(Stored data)
···
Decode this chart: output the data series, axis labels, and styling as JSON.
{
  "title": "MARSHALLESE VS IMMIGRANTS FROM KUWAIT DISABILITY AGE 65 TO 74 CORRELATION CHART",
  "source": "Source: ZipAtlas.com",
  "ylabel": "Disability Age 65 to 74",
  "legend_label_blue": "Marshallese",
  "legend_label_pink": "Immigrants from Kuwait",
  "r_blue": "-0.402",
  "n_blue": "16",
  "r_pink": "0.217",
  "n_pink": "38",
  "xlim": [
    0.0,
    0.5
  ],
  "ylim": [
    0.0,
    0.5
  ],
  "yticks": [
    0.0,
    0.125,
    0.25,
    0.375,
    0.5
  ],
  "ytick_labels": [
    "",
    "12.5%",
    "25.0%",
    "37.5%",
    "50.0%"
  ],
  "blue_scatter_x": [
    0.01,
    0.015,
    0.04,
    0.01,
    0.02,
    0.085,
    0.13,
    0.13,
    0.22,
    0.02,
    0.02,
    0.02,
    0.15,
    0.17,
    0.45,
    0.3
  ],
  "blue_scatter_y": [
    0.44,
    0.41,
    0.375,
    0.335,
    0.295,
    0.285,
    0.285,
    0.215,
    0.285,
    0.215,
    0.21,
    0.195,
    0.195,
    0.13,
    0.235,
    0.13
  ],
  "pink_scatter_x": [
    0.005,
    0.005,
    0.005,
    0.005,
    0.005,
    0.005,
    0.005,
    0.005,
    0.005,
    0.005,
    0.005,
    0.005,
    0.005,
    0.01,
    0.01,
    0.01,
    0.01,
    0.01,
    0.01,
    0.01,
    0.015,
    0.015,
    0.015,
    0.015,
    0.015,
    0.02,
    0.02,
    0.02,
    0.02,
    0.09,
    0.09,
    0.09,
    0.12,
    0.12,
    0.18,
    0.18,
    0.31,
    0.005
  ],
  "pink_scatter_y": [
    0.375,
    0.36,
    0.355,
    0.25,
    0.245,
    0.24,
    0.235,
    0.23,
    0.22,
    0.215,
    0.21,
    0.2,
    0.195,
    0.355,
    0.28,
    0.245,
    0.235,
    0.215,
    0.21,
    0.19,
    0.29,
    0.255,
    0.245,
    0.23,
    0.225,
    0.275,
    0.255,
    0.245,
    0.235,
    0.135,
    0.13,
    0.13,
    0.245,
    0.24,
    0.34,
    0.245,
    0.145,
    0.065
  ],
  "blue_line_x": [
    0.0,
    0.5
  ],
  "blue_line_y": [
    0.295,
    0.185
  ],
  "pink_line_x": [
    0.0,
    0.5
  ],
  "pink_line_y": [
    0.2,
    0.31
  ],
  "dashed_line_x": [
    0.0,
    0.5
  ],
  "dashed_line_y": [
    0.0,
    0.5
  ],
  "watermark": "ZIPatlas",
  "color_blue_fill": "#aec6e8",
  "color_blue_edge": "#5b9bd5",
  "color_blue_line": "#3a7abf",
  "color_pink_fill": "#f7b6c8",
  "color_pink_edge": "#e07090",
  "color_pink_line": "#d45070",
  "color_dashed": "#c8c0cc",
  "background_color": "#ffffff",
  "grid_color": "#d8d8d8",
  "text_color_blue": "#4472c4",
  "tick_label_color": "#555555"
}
···
(What to do) Restate every line of the data word for word.

(Written response)
Decode this chart: output the data series, axis labels, and styling as JSON.
{
  "title": "MARSHALLESE VS IMMIGRANTS FROM KUWAIT DISABILITY AGE 65 TO 74 CORRELATION CHART",
  "source": "Source: ZipAtlas.com",
  "ylabel": "Disability Age 65 to 74",
  "legend_label_blue": "Marshallese",
  "legend_label_pink": "Immigrants from Kuwait",
  "r_blue": "-0.402",
  "n_blue": "16",
  "r_pink": "0.217",
  "n_pink": "38",
  "xlim": [
    0.0,
    0.5
  ],
  "ylim": [
    0.0,
    0.5
  ],
  "yticks": [
    0.0,
    0.125,
    0.25,
    0.375,
    0.5
  ],
  "ytick_labels": [
    "",
    "12.5%",
    "25.0%",
    "37.5%",
    "50.0%"
  ],
  "blue_scatter_x": [
    0.01,
    0.015,
    0.04,
    0.01,
    0.02,
    0.085,
    0.13,
    0.13,
    0.22,
    0.02,
    0.02,
    0.02,
    0.15,
    0.17,
    0.45,
    0.3
  ],
  "blue_scatter_y": [
    0.44,
    0.41,
    0.375,
    0.335,
    0.295,
    0.285,
    0.285,
    0.215,
    0.285,
    0.215,
    0.21,
    0.195,
    0.195,
    0.13,
    0.235,
    0.13
  ],
  "pink_scatter_x": [
    0.005,
    0.005,
    0.005,
    0.005,
    0.005,
    0.005,
    0.005,
    0.005,
    0.005,
    0.005,
    0.005,
    0.005,
    0.005,
    0.01,
    0.01,
    0.01,
    0.01,
    0.01,
    0.01,
    0.01,
    0.015,
    0.015,
    0.015,
    0.015,
    0.015,
    0.02,
    0.02,
    0.02,
    0.02,
    0.09,
    0.09,
    0.09,
    0.12,
    0.12,
    0.18,
    0.18,
    0.31,
    0.005
  ],
  "pink_scatter_y": [
    0.375,
    0.36,
    0.355,
    0.25,
    0.245,
    0.24,
    0.235,
    0.23,
    0.22,
    0.215,
    0.21,
    0.2,
    0.195,
    0.355,
    0.28,
    0.245,
    0.235,
    0.215,
    0.21,
    0.19,
    0.29,
    0.255,
    0.245,
    0.23,
    0.225,
    0.275,
    0.255,
    0.245,
    0.235,
    0.135,
    0.13,
    0.13,
    0.245,
    0.24,
    0.34,
    0.245,
    0.145,
    0.065
  ],
  "blue_line_x": [
    0.0,
    0.5
  ],
  "blue_line_y": [
    0.295,
    0.185
  ],
  "pink_line_x": [
    0.0,
    0.5
  ],
  "pink_line_y": [
    0.2,
    0.31
  ],
  "dashed_line_x": [
    0.0,
    0.5
  ],
  "dashed_line_y": [
    0.0,
    0.5
  ],
  "watermark": "ZIPatlas",
  "color_blue_fill": "#aec6e8",
  "color_blue_edge": "#5b9bd5",
  "color_blue_line": "#3a7abf",
  "color_pink_fill": "#f7b6c8",
  "color_pink_edge": "#e07090",
  "color_pink_line": "#d45070",
  "color_dashed": "#c8c0cc",
  "background_color": "#ffffff",
  "grid_color": "#d8d8d8",
  "text_color_blue": "#4472c4",
  "tick_label_color": "#555555"
}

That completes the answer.